**Listing**:
— BEGIN —
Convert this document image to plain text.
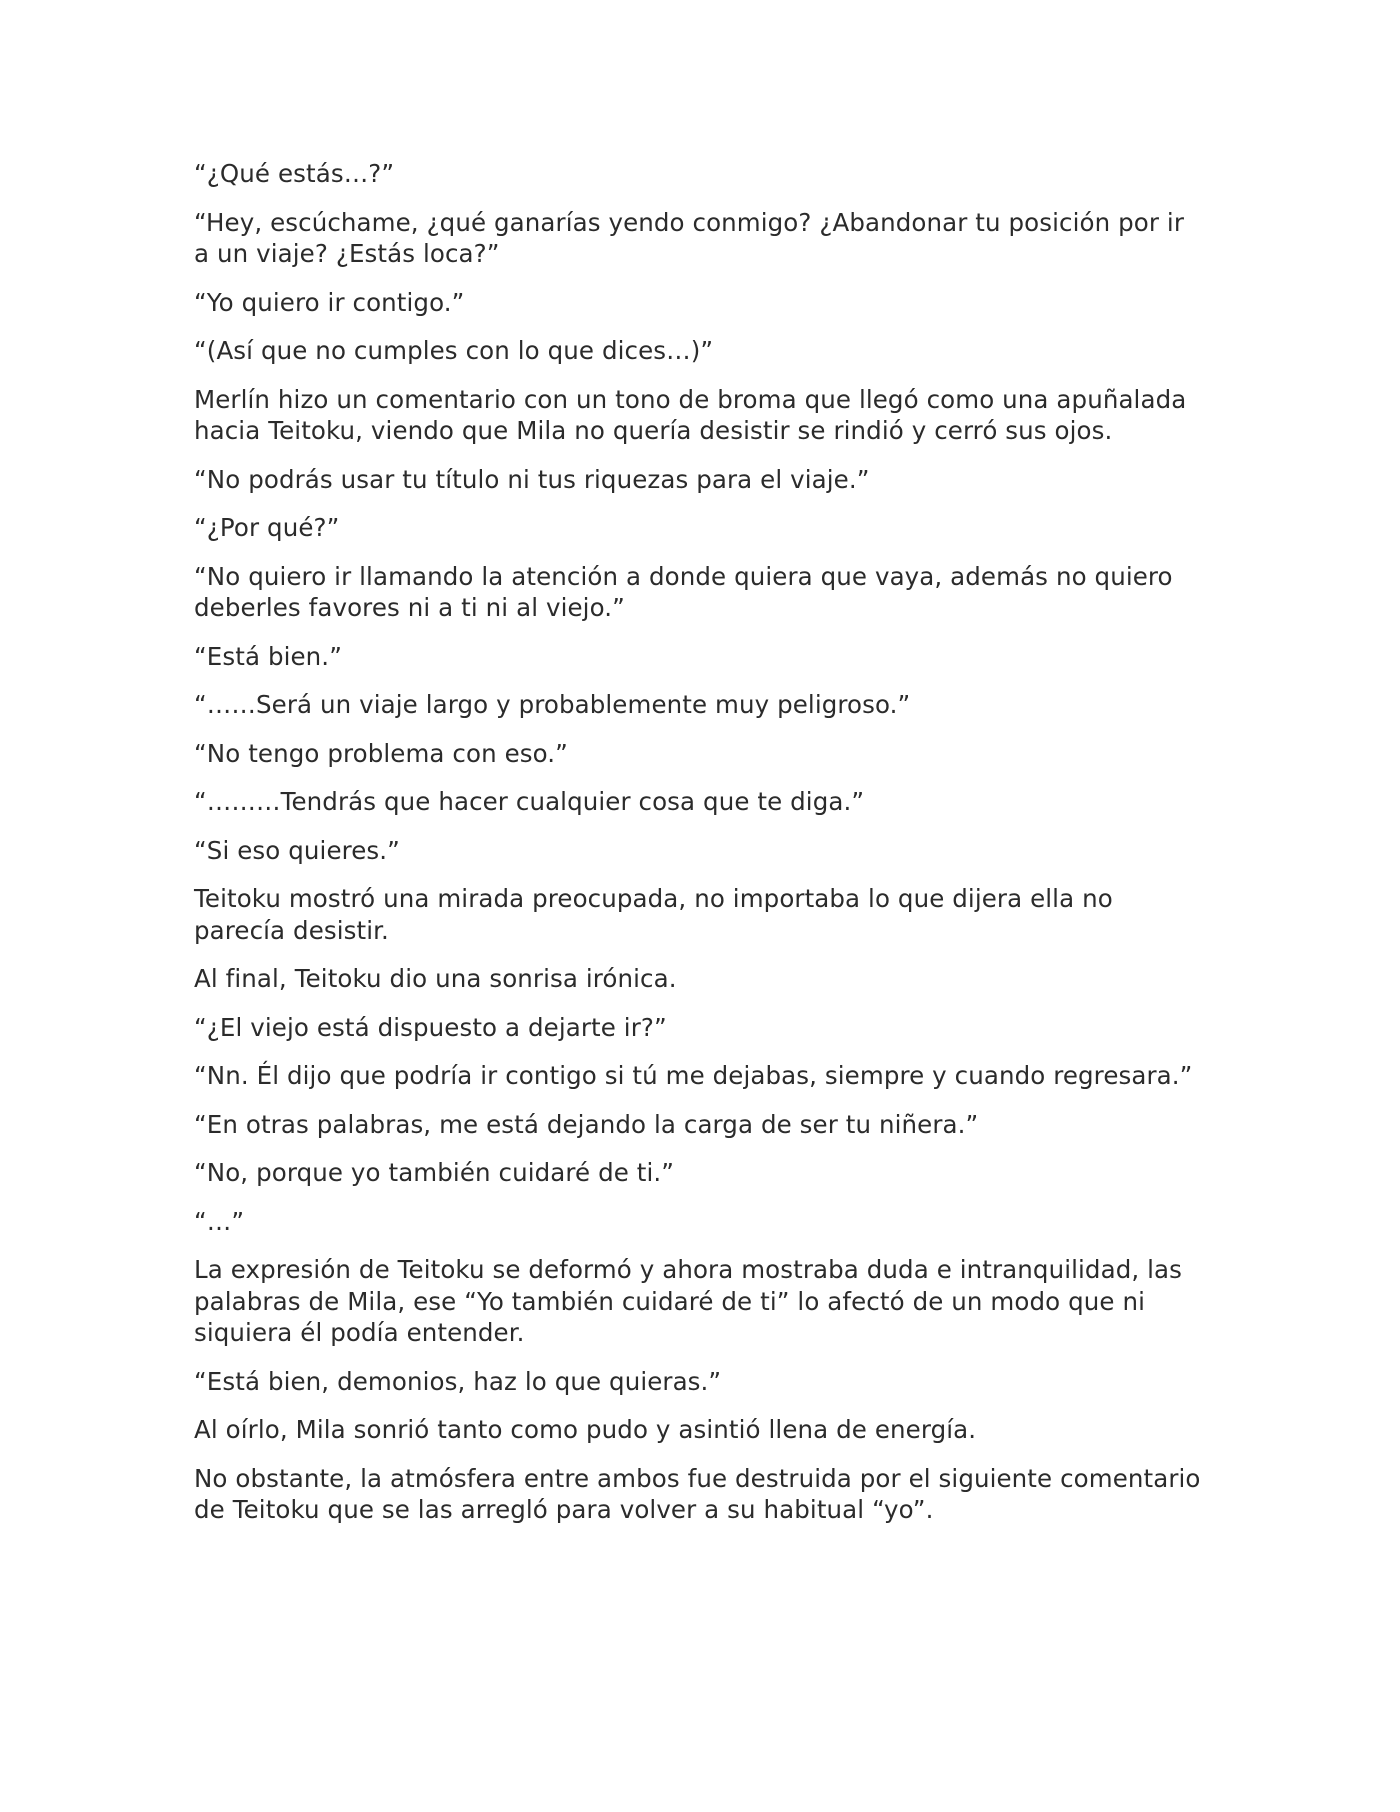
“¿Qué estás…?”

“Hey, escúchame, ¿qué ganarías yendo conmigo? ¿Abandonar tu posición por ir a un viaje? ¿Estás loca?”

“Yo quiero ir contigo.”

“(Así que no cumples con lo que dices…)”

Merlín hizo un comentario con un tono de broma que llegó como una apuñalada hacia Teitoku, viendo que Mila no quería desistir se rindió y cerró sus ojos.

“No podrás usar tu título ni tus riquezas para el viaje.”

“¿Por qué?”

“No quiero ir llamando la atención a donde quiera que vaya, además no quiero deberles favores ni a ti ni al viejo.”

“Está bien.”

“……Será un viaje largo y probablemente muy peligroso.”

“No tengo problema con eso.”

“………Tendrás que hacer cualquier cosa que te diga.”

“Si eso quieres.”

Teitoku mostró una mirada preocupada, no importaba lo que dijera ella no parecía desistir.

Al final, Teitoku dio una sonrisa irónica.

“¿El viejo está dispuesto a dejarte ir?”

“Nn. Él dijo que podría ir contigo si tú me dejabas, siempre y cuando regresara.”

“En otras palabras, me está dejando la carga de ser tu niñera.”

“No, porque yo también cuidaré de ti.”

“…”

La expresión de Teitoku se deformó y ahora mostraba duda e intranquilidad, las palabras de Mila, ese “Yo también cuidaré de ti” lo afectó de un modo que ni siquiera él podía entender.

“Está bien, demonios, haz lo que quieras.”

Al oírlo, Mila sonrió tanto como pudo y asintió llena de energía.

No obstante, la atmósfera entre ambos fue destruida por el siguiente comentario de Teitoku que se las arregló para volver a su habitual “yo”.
— END —
— BEGIN —
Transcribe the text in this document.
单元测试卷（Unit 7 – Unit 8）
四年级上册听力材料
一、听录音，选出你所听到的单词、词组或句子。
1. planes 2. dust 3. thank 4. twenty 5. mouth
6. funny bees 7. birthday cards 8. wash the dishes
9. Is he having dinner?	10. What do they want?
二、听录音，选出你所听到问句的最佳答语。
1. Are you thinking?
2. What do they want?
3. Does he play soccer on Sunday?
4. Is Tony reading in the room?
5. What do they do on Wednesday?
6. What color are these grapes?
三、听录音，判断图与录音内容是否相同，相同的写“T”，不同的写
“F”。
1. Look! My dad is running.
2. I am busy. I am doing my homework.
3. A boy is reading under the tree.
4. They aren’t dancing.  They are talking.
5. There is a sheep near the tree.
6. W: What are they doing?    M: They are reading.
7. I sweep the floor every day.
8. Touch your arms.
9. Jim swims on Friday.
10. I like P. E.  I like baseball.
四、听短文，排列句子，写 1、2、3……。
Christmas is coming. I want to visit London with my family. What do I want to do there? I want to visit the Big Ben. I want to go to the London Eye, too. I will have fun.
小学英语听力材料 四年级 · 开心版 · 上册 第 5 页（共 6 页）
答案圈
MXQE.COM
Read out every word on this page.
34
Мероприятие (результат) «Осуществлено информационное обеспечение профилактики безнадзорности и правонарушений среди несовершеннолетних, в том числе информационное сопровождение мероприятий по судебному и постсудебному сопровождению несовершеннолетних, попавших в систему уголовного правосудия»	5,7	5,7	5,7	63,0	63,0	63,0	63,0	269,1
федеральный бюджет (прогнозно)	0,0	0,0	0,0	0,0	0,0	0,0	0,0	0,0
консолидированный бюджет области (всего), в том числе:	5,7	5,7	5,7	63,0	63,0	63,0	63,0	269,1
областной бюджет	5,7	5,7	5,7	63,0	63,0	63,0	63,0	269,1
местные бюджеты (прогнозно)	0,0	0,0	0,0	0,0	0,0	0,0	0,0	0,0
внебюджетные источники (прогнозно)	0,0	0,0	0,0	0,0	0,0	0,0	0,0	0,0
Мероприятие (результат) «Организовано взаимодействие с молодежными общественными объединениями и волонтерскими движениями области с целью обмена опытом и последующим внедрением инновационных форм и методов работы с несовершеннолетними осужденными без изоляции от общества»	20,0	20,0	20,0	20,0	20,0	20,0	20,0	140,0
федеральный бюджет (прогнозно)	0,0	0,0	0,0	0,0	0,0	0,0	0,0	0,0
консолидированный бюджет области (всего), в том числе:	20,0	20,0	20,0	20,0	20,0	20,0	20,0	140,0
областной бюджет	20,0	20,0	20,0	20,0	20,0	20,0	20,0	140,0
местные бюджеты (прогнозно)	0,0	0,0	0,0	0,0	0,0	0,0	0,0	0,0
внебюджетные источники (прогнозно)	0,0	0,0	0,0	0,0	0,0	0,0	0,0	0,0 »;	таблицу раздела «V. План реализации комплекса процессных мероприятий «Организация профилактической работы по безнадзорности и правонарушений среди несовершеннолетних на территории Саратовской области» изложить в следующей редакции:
— END —
**Exercise directions**: Pull out every line of the records above that contains the word "this".

**Reply**:
Convert this document image to plain text.
Transcribe the text in this document.
Read out every word on this page.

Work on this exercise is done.